**GOAL OF THE EXERCISE**
Using the material that follows, identify and copy each line with the string "reduce".

**Collection entries**
****************************************
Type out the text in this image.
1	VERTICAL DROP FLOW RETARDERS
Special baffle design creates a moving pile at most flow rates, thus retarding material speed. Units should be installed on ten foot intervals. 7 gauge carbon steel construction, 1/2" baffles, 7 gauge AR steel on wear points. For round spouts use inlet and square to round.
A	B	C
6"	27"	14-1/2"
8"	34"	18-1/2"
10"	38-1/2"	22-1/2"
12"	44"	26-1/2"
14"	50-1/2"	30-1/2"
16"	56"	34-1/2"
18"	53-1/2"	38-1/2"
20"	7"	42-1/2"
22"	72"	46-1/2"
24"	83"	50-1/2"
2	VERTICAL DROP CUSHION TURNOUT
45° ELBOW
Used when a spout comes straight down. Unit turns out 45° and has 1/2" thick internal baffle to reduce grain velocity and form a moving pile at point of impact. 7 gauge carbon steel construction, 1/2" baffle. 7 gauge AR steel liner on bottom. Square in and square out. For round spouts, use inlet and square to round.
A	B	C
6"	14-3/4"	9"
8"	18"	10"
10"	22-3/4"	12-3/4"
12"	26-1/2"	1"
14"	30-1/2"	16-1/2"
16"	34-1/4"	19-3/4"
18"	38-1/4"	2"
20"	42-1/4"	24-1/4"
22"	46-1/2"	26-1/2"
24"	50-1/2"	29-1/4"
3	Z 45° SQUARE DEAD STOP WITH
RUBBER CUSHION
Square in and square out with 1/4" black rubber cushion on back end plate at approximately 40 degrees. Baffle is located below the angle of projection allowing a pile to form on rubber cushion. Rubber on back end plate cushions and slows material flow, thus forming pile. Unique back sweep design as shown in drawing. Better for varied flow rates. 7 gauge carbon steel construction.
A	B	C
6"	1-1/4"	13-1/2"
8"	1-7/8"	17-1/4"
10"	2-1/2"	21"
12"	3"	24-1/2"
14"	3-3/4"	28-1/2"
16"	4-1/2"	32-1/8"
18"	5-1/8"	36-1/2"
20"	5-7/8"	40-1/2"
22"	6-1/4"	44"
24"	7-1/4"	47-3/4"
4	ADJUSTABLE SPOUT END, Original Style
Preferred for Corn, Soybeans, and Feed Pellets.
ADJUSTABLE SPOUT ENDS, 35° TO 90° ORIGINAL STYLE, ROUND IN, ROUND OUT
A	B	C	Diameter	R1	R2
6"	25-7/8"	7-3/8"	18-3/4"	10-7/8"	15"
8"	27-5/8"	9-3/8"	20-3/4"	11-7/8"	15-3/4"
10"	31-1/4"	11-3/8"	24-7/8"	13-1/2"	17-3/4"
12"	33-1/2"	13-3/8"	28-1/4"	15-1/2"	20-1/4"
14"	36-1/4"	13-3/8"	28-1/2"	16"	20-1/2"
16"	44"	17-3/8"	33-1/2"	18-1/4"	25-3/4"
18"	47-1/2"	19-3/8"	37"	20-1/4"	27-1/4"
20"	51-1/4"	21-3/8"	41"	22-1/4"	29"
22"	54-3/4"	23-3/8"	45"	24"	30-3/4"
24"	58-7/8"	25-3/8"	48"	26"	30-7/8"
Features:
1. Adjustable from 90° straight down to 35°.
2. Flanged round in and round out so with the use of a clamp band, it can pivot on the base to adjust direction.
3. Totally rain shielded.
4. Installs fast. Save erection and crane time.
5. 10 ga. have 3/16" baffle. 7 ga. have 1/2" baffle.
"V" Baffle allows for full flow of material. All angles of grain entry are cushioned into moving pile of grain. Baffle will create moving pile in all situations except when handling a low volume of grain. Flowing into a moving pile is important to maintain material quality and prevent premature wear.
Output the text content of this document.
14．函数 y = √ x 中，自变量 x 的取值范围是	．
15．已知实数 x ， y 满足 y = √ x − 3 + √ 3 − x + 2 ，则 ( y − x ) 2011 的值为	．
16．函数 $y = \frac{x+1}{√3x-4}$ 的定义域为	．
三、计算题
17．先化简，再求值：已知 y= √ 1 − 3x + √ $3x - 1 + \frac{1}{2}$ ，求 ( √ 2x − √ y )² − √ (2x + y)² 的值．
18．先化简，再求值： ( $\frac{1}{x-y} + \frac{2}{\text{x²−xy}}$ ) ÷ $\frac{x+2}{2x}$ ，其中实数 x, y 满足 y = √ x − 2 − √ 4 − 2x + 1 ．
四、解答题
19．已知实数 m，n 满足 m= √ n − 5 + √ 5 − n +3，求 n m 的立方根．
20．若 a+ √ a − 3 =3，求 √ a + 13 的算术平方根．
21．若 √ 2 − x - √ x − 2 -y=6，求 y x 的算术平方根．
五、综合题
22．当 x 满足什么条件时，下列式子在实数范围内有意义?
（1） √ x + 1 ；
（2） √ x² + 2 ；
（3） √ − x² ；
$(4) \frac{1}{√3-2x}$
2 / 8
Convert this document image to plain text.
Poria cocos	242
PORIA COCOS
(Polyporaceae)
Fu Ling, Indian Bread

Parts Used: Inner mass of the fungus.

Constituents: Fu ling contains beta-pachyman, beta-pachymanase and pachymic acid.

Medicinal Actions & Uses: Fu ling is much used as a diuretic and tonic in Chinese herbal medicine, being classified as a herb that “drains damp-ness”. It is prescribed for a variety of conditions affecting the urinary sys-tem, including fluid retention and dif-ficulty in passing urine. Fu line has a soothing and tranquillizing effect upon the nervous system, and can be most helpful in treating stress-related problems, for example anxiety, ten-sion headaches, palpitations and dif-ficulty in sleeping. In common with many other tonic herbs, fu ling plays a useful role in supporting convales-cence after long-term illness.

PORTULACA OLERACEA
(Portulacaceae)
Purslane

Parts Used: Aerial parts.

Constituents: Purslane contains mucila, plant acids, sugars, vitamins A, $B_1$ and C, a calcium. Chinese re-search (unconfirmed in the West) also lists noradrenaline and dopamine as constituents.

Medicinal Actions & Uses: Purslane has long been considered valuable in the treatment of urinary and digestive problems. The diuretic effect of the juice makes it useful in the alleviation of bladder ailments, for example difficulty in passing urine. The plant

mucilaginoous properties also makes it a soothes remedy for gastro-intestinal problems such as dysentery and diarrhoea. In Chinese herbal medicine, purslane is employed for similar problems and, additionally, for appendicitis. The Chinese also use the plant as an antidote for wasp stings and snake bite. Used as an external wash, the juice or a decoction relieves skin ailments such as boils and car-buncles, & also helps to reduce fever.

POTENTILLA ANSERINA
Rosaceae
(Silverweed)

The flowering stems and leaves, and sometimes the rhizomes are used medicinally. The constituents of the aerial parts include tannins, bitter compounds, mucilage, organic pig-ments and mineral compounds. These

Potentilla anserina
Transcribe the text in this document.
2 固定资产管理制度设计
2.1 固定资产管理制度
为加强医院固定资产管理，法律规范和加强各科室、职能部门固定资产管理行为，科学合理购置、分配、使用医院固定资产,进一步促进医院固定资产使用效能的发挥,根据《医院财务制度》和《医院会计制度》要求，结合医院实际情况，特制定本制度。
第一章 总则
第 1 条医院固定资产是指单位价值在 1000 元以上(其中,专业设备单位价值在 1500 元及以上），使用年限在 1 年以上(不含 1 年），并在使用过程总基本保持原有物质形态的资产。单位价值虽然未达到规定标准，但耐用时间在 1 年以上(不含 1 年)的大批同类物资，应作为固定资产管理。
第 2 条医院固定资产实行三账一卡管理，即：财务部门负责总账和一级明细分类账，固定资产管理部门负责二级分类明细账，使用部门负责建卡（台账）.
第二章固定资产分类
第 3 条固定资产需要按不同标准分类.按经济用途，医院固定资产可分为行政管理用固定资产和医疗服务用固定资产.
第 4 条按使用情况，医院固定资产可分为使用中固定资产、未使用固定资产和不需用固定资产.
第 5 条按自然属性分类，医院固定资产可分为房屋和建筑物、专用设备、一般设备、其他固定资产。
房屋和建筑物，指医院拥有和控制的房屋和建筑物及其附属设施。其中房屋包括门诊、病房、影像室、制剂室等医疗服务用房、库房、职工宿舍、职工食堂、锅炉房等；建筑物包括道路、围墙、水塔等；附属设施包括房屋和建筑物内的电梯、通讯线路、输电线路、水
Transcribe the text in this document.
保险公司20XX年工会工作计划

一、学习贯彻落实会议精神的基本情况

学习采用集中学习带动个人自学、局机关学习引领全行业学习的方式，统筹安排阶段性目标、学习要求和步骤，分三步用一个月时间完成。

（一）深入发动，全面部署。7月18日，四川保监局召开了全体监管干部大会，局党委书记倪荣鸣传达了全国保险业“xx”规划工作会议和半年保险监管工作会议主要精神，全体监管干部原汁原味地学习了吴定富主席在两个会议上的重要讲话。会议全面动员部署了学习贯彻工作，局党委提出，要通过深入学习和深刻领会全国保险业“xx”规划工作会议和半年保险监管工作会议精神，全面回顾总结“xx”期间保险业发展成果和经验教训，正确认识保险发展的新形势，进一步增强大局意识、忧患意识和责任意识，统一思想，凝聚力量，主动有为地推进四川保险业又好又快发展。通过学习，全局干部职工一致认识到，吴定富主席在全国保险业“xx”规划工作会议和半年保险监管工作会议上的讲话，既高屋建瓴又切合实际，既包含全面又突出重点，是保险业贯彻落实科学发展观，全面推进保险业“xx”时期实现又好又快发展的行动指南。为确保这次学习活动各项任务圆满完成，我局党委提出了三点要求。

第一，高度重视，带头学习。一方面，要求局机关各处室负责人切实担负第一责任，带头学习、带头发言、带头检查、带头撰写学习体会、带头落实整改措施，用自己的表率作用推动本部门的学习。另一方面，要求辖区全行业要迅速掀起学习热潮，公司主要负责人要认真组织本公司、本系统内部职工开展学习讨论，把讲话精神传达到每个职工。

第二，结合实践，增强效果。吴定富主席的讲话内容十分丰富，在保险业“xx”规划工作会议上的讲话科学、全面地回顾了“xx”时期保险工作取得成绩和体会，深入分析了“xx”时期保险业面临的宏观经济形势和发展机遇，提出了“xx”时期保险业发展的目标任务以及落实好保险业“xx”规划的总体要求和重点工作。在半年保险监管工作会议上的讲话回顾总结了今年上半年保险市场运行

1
****************************************
**SOLUTION FOR THIS EXERCISE**
Used when a spout comes straight down. Unit turns out 45° and has 1/2" thick internal baffle to reduce grain velocity and form a moving pile at point of impact. 7 gauge carbon steel construction, 1/2" baffle. 7 gauge AR steel liner on bottom. Square in and square out. For round spouts, use inlet and square to round.
mucilaginoous properties also makes it a soothes remedy for gastro-intestinal problems such as dysentery and diarrhoea. In Chinese herbal medicine, purslane is employed for similar problems and, additionally, for appendicitis. The Chinese also use the plant as an antidote for wasp stings and snake bite. Used as an external wash, the juice or a decoction relieves skin ailments such as boils and car-buncles, & also helps to reduce fever.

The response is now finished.